→ TASK DIRECTIONS
Across the following data, how many lines include the string "FIPI"? Reply with the number and nothing more.

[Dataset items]
════════

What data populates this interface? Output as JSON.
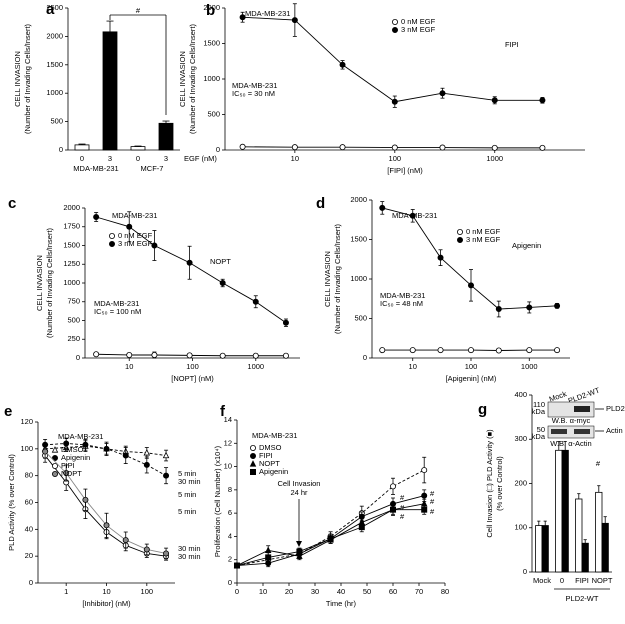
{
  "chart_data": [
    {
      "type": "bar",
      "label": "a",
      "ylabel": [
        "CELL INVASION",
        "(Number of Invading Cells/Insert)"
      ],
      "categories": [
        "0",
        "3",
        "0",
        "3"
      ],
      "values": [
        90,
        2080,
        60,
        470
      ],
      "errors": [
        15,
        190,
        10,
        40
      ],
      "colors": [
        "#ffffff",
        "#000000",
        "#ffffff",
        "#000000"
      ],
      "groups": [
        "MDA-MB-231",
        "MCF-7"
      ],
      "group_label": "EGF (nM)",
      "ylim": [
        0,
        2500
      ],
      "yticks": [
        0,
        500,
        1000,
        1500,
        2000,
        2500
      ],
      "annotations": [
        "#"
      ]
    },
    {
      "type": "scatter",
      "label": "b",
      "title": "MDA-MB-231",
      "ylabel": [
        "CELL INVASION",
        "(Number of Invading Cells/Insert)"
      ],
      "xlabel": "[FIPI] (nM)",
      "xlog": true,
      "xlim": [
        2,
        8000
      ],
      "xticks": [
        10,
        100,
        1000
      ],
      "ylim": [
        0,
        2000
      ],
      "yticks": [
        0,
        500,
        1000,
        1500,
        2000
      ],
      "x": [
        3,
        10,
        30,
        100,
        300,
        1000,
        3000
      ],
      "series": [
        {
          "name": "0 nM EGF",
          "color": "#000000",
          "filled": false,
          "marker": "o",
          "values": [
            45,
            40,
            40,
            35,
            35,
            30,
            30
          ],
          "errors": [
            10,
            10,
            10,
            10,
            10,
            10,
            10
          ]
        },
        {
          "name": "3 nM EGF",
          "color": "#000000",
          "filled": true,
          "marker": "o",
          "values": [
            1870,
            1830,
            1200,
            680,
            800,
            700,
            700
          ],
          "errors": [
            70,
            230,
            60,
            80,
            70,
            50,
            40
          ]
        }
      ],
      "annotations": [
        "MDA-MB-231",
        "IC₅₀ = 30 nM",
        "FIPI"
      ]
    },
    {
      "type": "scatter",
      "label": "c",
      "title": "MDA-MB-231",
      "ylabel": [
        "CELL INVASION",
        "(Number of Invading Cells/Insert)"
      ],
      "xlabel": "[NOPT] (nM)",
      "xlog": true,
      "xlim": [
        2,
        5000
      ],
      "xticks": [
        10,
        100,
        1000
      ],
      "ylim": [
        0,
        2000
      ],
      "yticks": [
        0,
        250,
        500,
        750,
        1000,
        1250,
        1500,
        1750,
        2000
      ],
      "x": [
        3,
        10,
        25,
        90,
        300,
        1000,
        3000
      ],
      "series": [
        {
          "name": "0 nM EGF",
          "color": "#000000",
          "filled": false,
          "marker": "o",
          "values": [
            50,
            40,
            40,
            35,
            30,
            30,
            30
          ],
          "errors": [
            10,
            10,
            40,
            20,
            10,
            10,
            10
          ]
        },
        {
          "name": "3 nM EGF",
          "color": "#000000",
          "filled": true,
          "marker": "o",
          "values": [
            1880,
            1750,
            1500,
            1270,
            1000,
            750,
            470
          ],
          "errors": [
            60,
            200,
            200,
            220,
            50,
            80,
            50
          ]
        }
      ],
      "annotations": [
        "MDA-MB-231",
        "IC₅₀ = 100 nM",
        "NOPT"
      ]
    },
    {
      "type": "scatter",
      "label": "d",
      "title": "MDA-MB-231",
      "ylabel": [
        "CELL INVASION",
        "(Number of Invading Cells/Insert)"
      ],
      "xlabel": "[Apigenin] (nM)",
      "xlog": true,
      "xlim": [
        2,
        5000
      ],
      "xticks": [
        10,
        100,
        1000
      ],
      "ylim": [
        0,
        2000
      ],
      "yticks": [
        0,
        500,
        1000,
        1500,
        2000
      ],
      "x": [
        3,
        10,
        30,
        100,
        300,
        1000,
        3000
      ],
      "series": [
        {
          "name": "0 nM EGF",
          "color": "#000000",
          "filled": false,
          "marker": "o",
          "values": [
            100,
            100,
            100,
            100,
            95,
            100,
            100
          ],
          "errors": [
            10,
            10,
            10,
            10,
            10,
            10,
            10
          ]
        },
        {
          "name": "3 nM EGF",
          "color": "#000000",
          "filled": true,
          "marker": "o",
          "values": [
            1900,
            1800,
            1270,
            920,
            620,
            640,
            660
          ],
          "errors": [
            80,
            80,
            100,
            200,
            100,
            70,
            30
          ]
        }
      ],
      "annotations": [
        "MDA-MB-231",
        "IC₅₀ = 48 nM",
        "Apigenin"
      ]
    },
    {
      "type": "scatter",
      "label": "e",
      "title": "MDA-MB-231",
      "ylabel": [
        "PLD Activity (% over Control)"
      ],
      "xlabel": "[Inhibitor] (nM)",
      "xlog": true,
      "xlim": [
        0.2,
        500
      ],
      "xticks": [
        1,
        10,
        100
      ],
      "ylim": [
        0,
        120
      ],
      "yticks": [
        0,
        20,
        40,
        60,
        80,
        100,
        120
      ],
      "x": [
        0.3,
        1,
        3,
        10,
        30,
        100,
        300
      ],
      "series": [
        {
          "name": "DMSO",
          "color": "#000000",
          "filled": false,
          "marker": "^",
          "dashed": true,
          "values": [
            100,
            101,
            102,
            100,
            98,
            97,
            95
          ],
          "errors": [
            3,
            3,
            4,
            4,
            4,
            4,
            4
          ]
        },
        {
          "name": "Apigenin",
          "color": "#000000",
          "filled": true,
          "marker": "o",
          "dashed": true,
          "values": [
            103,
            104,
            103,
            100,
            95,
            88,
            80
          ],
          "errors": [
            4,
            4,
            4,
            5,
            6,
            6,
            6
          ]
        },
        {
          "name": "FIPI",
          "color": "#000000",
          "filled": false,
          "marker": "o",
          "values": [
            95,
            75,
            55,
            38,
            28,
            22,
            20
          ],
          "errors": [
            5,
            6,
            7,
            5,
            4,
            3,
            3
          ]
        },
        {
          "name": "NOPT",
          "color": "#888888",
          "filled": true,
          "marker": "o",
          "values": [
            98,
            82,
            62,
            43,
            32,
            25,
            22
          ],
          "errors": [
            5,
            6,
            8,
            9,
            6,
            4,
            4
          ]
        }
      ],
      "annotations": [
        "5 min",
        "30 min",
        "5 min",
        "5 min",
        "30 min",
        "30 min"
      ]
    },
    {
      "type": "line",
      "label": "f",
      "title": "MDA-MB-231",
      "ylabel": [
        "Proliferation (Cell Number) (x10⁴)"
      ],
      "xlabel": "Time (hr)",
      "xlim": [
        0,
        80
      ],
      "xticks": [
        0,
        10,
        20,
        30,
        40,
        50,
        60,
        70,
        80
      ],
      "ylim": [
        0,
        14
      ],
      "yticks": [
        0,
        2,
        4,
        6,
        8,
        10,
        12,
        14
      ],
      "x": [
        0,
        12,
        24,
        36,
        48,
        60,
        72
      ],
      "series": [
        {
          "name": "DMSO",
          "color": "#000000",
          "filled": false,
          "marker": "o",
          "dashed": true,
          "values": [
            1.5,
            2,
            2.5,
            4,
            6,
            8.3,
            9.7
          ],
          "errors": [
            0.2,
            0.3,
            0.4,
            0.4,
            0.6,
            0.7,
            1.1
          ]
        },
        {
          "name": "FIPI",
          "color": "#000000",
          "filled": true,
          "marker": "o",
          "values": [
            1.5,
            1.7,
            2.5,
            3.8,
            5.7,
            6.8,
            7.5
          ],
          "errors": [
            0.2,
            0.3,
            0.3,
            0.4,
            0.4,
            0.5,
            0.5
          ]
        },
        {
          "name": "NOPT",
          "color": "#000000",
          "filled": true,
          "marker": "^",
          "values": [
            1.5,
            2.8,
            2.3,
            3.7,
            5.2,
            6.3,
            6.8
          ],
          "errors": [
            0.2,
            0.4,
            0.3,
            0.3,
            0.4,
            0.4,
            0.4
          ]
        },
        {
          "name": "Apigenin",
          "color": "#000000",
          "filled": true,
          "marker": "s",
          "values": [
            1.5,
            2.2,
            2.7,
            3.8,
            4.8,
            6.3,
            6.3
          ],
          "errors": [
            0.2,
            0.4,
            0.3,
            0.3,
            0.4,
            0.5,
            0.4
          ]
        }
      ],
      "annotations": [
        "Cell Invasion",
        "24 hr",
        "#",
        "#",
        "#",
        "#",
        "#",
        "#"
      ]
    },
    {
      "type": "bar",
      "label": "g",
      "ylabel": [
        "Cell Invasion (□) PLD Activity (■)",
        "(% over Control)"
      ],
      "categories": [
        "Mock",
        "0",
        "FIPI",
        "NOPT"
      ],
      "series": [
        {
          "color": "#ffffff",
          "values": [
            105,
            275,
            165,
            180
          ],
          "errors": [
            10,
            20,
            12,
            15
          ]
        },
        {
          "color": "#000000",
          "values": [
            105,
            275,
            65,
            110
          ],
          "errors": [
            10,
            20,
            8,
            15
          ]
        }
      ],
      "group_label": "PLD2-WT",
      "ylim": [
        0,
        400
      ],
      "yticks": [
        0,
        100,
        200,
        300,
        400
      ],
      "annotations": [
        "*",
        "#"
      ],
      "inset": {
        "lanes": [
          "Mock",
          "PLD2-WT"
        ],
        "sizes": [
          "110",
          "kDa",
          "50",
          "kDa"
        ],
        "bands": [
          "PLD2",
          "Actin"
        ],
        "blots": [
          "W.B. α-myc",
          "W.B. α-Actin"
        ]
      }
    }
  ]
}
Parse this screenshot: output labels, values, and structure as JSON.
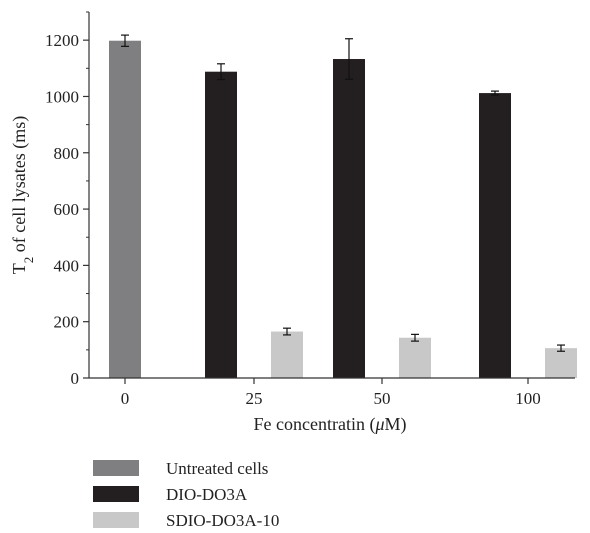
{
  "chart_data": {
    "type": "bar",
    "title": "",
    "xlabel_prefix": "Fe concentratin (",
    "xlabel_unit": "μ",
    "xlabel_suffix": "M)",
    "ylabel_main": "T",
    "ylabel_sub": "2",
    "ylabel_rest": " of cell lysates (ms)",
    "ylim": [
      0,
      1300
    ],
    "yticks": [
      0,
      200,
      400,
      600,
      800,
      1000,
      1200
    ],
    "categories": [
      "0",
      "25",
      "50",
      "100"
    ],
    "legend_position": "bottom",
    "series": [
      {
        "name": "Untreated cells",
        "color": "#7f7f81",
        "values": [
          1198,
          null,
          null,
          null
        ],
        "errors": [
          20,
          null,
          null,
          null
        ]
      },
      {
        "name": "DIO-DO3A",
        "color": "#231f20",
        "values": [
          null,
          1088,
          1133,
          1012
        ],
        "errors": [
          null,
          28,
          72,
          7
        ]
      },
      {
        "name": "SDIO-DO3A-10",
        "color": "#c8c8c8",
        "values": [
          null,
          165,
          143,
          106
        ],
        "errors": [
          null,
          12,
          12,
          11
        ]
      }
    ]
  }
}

════════

→ OUTPUT BELOW
5